* 文書抜粋 *
_ _ _ _ _

追悼 谷村新司さんから教わった人生という山の「下り方」

2023年12月26日 03時00分
 今年最後となったスポーツ探偵・取材余話。今回はどうしてもこの人について書いておきたい。10月に亡くなった歌手の谷村新司さん。以前、名曲「チャンピオン」のモデルが元プロボクサーのカシアス内藤さんだったという話を書いたが、あの時、紙面の都合で書き切れなかったインタビューをお届けする。(谷野哲郎)

◆ご縁を大切に

 取材が行われたのは、2022年9月のことだった。谷村さんはテレビで見る姿と同じように、優しく、丁寧な口調で答えてくれた。作家の沢木耕太郎さんにジムの見学に誘ってもらったこと、そこで練習するカシアス内藤さんを見て「チャンピオン」を思い付いたこと、帰宅して一気に書き上げたことなどを教えてくれた。
 インタビューの最中、何度も口にしたのが「ご縁」という言葉だった。
 「あの曲は心を込めて作った曲なので、ヒットしたのはうれしいのですが、それは沢木さんがくれたご縁、カシアスと出会えたご縁が良かったのであって、それをたまたま、僕が曲にしたということ。本当によいご縁をいただきました」
 人との縁を大切にしている姿が印象的だった。

今年10月に74歳で亡くなった谷村新司さん

◆命って永遠じゃないんだ

 「チャンピオン」は、年老いたボクサーが若く勢いのあるボクサーに負けて、リングを去る物語。スポーツの世界の厳しさを歌った曲だが、もう少し深い意味があった。
 「お気づきかもしれないですが、これってスポーツだけではなくて、不変のことなんですね。どんな人だって、人生のピークがあって、それを過ぎたとき、自分の気持ちや体とどう折り合いを付けていくのか、それを考える時期が必ず来るんです」

_ _ _ _ _

* 保存済みの行 *
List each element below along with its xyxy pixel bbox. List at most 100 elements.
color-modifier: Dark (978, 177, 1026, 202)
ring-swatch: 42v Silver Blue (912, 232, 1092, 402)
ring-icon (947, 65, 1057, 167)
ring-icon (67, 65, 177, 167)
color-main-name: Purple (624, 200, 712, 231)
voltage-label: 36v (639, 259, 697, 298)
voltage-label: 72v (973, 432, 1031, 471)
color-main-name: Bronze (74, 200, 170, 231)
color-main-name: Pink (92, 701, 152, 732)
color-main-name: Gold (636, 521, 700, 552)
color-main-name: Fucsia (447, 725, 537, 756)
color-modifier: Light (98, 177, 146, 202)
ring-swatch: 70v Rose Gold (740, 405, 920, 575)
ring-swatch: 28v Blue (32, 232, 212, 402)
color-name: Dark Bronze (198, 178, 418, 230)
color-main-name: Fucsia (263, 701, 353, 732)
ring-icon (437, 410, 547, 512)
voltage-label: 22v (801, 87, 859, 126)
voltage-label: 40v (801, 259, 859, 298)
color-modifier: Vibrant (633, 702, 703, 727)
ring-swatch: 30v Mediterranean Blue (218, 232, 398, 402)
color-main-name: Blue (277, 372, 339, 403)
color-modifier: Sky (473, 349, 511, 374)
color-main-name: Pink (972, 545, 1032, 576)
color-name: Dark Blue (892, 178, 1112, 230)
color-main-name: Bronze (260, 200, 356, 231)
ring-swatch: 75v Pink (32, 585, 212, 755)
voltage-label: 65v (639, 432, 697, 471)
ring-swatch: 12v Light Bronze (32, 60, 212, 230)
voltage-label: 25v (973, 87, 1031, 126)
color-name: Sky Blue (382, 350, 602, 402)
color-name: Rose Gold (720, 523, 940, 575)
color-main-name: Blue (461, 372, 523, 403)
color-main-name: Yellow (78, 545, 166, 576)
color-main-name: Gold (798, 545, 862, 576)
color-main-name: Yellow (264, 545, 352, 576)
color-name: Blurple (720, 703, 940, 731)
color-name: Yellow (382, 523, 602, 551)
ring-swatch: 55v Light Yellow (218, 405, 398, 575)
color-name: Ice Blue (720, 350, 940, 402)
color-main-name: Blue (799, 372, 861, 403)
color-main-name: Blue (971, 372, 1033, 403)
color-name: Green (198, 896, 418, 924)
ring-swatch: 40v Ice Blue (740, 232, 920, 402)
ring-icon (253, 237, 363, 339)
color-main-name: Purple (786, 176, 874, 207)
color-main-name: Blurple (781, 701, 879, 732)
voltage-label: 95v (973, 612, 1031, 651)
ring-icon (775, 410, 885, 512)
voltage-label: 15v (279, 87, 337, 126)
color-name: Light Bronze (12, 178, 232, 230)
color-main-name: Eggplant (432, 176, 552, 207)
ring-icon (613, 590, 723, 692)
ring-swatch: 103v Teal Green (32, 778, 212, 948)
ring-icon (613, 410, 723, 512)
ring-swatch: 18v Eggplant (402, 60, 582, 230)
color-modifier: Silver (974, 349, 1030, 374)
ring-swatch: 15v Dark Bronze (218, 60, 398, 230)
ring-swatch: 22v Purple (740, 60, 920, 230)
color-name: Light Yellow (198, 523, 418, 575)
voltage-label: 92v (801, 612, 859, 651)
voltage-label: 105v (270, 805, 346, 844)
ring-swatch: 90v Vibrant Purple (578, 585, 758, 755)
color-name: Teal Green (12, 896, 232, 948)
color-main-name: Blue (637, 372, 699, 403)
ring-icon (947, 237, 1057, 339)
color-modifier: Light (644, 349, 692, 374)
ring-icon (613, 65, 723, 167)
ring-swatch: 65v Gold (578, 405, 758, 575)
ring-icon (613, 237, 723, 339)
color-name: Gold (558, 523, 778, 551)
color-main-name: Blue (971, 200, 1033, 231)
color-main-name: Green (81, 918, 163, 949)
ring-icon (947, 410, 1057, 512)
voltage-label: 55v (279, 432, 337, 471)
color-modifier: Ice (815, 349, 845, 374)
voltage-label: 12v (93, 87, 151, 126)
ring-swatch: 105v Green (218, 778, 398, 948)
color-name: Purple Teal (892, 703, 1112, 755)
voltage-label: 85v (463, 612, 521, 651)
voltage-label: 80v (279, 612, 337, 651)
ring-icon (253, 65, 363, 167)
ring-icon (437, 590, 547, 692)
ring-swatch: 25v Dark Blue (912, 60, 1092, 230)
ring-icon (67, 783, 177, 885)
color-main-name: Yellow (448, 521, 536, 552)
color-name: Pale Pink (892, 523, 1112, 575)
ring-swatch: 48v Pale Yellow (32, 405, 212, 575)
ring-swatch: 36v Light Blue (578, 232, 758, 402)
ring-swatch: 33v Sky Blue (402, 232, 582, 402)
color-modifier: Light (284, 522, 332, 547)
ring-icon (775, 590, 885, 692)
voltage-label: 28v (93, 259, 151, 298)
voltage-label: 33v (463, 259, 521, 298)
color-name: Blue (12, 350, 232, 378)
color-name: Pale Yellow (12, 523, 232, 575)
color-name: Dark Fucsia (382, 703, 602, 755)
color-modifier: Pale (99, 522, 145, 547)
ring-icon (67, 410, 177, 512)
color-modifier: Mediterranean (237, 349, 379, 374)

_ _ _ _ _

* 設問 *
1 – 追悼記事で、谷村さんは「チャンピオン」がヒットしたのは何が良かったからだと語っているか。記事中の谷村さんの言葉に沿って説明せよ。
2 – 追悼記事の内容を二文でまとめよ。
3 – 追悼記事の続きを、谷村さんの最後の発言の後から書き継げ。

* 解答 *
1 – 沢木耕太郎さんがくれたご縁と、カシアス内藤さんと出会えたご縁が良かったからだと語っている。自分はそれをたまたま曲にしたにすぎないという考えである。

2 – 10月に亡くなった谷村新司さんは、2022年9月のインタビューで、沢木耕太郎さんに誘われたジムでカシアス内藤さんの練習を見て「チャンピオン」を思い付いたと語り、何度も「ご縁」という言葉を口にした。年老いたボクサーがリングを去るこの曲について、谷村さんは、スポーツに限らずどんな人にも人生のピークがあり、それを過ぎたとき気持ちや体とどう折り合いを付けるかを考える時期が必ず来るという意味があると話した。

3 –
 「若いときは人ごとのように思うのですが、ある程度の年齢になって、体のあちこちにいろいろなことが起きてくると、そのとき、『あ、命って永遠じゃないんだ』って気付く。僕は30歳前後に体を壊して入院したことがあるので、命に限りがあるとか、人生の隆盛とか、そういうのに向き合った作品を作りたかったんです」
 代表作となった自らの曲をこう解説してくれた。

アリス時代の谷村さん㊥。左が堀内孝雄さん、右が矢沢透さん

◆頑なになるより、より柔らかく

 限りのある命という説明に心が揺れた。当時、記者は50代中盤。定年が近づき、先が見えてきた人生に迷いや不安を感じていた。そのことを素直に伝えると、谷村さんはこう言った。
 「『チャンピオン』もそうですが、人生を山に例えると、登るときではなく、下山するときが大事なんですね。登っていくときは勢いに任せればいいのだけど、そこから下りていくときには、自分の心にちゃんと折り合いを付けていかなくてはならない。それは人生の、特に男性には、大きなテーマになるんじゃないでしょうか」
 思わず、質問を重ねていた。
 ―仕事もあと何年できるかわからないし、体力も落ちる一方で、最近、上手に人生の着地をしたいと考えるようになりました。そのためには、どんなふうに考えたらいいのでしょう?
 「これはね、みんな通る道なんです。誰でも年を取ると体力も落ちて、いろいろなことが起きる。それに対する心構えで一番素敵(すてき)なのは、頑(かたく)なになるより、より柔らかくなっていく方がいいんじゃないかなって気がしますね。それと、人と比べないことだと思います」

アリスのサヨナラコンサートで歌う谷村さん㊨=1981年、後楽園球場で

◆人と比べないこと

 ―「チャンピオン」のように、勢いのある若者がうらやましく見えたり、自分だってまだまだやれる、仕事で負けたくないと思ったりします。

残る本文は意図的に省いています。